• What the task requires:
Repeat all of the data precisely.

• Entries:
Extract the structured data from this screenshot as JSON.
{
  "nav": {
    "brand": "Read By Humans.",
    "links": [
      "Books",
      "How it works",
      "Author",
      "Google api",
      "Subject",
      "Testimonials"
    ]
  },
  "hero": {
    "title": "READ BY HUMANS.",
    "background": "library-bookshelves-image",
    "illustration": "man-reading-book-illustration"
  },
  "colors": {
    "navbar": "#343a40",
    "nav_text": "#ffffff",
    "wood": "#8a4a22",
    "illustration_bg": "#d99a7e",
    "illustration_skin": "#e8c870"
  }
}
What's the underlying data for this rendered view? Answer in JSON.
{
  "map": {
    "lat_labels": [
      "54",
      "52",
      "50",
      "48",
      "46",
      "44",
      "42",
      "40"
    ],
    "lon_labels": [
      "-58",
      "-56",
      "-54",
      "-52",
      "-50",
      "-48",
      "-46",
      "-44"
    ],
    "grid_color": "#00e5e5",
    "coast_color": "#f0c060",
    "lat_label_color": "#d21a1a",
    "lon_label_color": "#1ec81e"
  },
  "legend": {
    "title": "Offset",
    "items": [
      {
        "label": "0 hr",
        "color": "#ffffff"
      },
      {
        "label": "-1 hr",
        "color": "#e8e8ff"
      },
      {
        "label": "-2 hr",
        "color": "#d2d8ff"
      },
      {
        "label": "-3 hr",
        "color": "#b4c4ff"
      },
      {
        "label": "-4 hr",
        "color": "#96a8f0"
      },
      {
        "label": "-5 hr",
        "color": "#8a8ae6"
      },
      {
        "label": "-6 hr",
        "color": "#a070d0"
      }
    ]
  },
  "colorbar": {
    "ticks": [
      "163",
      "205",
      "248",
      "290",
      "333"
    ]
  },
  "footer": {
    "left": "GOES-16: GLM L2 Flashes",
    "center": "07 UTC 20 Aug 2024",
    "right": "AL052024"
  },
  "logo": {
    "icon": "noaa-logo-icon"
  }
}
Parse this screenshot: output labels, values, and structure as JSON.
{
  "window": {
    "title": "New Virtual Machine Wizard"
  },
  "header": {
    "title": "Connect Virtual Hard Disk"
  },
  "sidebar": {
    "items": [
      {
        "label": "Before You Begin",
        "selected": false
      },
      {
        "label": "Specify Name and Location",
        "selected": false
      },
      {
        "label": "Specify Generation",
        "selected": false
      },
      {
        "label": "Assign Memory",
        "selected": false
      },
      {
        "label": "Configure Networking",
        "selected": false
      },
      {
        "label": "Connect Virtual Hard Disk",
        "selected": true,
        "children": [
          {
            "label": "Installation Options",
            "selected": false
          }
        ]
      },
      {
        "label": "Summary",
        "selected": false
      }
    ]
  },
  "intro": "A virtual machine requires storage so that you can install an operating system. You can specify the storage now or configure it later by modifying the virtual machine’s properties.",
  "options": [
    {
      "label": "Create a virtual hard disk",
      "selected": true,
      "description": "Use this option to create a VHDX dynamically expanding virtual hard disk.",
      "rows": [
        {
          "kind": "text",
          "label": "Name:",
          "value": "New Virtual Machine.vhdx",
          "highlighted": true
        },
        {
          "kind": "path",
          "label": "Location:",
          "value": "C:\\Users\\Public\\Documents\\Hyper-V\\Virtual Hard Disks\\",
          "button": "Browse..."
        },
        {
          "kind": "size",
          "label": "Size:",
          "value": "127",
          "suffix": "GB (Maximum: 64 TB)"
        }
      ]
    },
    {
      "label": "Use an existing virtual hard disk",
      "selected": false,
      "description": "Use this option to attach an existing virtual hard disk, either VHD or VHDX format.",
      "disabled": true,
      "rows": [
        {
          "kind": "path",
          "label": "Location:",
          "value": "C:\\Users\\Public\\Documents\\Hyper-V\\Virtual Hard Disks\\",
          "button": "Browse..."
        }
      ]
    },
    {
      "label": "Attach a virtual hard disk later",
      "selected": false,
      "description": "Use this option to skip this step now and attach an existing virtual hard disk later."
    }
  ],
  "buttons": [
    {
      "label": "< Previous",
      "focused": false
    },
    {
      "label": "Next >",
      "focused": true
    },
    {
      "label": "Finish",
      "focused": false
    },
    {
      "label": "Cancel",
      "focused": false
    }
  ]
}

• Exercise answer:
Extract the structured data from this screenshot as JSON.
{
  "nav": {
    "brand": "Read By Humans.",
    "links": [
      "Books",
      "How it works",
      "Author",
      "Google api",
      "Subject",
      "Testimonials"
    ]
  },
  "hero": {
    "title": "READ BY HUMANS.",
    "background": "library-bookshelves-image",
    "illustration": "man-reading-book-illustration"
  },
  "colors": {
    "navbar": "#343a40",
    "nav_text": "#ffffff",
    "wood": "#8a4a22",
    "illustration_bg": "#d99a7e",
    "illustration_skin": "#e8c870"
  }
}
What's the underlying data for this rendered view? Answer in JSON.
{
  "map": {
    "lat_labels": [
      "54",
      "52",
      "50",
      "48",
      "46",
      "44",
      "42",
      "40"
    ],
    "lon_labels": [
      "-58",
      "-56",
      "-54",
      "-52",
      "-50",
      "-48",
      "-46",
      "-44"
    ],
    "grid_color": "#00e5e5",
    "coast_color": "#f0c060",
    "lat_label_color": "#d21a1a",
    "lon_label_color": "#1ec81e"
  },
  "legend": {
    "title": "Offset",
    "items": [
      {
        "label": "0 hr",
        "color": "#ffffff"
      },
      {
        "label": "-1 hr",
        "color": "#e8e8ff"
      },
      {
        "label": "-2 hr",
        "color": "#d2d8ff"
      },
      {
        "label": "-3 hr",
        "color": "#b4c4ff"
      },
      {
        "label": "-4 hr",
        "color": "#96a8f0"
      },
      {
        "label": "-5 hr",
        "color": "#8a8ae6"
      },
      {
        "label": "-6 hr",
        "color": "#a070d0"
      }
    ]
  },
  "colorbar": {
    "ticks": [
      "163",
      "205",
      "248",
      "290",
      "333"
    ]
  },
  "footer": {
    "left": "GOES-16: GLM L2 Flashes",
    "center": "07 UTC 20 Aug 2024",
    "right": "AL052024"
  },
  "logo": {
    "icon": "noaa-logo-icon"
  }
}
Parse this screenshot: output labels, values, and structure as JSON.
{
  "window": {
    "title": "New Virtual Machine Wizard"
  },
  "header": {
    "title": "Connect Virtual Hard Disk"
  },
  "sidebar": {
    "items": [
      {
        "label": "Before You Begin",
        "selected": false
      },
      {
        "label": "Specify Name and Location",
        "selected": false
      },
      {
        "label": "Specify Generation",
        "selected": false
      },
      {
        "label": "Assign Memory",
        "selected": false
      },
      {
        "label": "Configure Networking",
        "selected": false
      },
      {
        "label": "Connect Virtual Hard Disk",
        "selected": true,
        "children": [
          {
            "label": "Installation Options",
            "selected": false
          }
        ]
      },
      {
        "label": "Summary",
        "selected": false
      }
    ]
  },
  "intro": "A virtual machine requires storage so that you can install an operating system. You can specify the storage now or configure it later by modifying the virtual machine’s properties.",
  "options": [
    {
      "label": "Create a virtual hard disk",
      "selected": true,
      "description": "Use this option to create a VHDX dynamically expanding virtual hard disk.",
      "rows": [
        {
          "kind": "text",
          "label": "Name:",
          "value": "New Virtual Machine.vhdx",
          "highlighted": true
        },
        {
          "kind": "path",
          "label": "Location:",
          "value": "C:\\Users\\Public\\Documents\\Hyper-V\\Virtual Hard Disks\\",
          "button": "Browse..."
        },
        {
          "kind": "size",
          "label": "Size:",
          "value": "127",
          "suffix": "GB (Maximum: 64 TB)"
        }
      ]
    },
    {
      "label": "Use an existing virtual hard disk",
      "selected": false,
      "description": "Use this option to attach an existing virtual hard disk, either VHD or VHDX format.",
      "disabled": true,
      "rows": [
        {
          "kind": "path",
          "label": "Location:",
          "value": "C:\\Users\\Public\\Documents\\Hyper-V\\Virtual Hard Disks\\",
          "button": "Browse..."
        }
      ]
    },
    {
      "label": "Attach a virtual hard disk later",
      "selected": false,
      "description": "Use this option to skip this step now and attach an existing virtual hard disk later."
    }
  ],
  "buttons": [
    {
      "label": "< Previous",
      "focused": false
    },
    {
      "label": "Next >",
      "focused": true
    },
    {
      "label": "Finish",
      "focused": false
    },
    {
      "label": "Cancel",
      "focused": false
    }
  ]
}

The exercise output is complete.